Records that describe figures
——————————

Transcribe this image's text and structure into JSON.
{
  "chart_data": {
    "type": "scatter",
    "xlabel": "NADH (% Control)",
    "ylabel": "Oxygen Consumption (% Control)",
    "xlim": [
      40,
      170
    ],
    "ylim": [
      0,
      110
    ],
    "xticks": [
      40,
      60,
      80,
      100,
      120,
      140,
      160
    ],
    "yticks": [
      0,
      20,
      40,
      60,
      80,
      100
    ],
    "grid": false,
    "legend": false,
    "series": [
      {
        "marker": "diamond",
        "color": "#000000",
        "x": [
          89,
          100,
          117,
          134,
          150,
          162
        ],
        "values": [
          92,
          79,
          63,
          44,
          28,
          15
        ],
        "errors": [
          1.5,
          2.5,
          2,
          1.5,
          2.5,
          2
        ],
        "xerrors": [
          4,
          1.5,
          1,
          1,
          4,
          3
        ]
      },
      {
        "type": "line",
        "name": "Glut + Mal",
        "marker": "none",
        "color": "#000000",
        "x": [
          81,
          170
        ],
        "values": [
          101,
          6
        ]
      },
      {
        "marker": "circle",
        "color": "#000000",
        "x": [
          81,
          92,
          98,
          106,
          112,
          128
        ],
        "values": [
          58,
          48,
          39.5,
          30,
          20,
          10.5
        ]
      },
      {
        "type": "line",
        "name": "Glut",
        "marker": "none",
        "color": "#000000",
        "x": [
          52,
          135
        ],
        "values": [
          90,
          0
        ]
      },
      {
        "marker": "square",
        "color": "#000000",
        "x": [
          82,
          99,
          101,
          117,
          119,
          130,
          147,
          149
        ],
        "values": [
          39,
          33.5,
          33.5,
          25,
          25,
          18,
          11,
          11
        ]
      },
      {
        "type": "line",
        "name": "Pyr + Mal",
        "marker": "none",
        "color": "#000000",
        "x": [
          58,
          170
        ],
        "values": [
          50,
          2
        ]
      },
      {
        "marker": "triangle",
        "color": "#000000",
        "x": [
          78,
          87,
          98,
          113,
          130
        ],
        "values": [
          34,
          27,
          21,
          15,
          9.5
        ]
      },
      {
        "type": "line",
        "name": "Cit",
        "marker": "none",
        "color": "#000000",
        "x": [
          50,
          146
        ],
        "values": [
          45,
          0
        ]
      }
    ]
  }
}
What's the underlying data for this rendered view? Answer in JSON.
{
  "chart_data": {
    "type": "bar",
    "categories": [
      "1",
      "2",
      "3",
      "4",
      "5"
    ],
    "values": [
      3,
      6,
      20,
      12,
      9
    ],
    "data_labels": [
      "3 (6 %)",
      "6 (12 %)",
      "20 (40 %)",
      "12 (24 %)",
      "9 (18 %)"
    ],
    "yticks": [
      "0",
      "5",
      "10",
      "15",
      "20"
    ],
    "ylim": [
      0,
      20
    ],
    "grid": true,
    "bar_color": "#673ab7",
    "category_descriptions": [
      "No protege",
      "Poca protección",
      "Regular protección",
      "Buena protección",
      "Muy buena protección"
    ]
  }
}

——————————

● **Brief**:
Repeat the lines from the one containing "What's the underlying" through the end of the listing, exactly and without any other lines; both ends are included.

● **Exercise output**:
What's the underlying data for this rendered view? Answer in JSON.
{
  "chart_data": {
    "type": "bar",
    "categories": [
      "1",
      "2",
      "3",
      "4",
      "5"
    ],
    "values": [
      3,
      6,
      20,
      12,
      9
    ],
    "data_labels": [
      "3 (6 %)",
      "6 (12 %)",
      "20 (40 %)",
      "12 (24 %)",
      "9 (18 %)"
    ],
    "yticks": [
      "0",
      "5",
      "10",
      "15",
      "20"
    ],
    "ylim": [
      0,
      20
    ],
    "grid": true,
    "bar_color": "#673ab7",
    "category_descriptions": [
      "No protege",
      "Poca protección",
      "Regular protección",
      "Buena protección",
      "Muy buena protección"
    ]
  }
}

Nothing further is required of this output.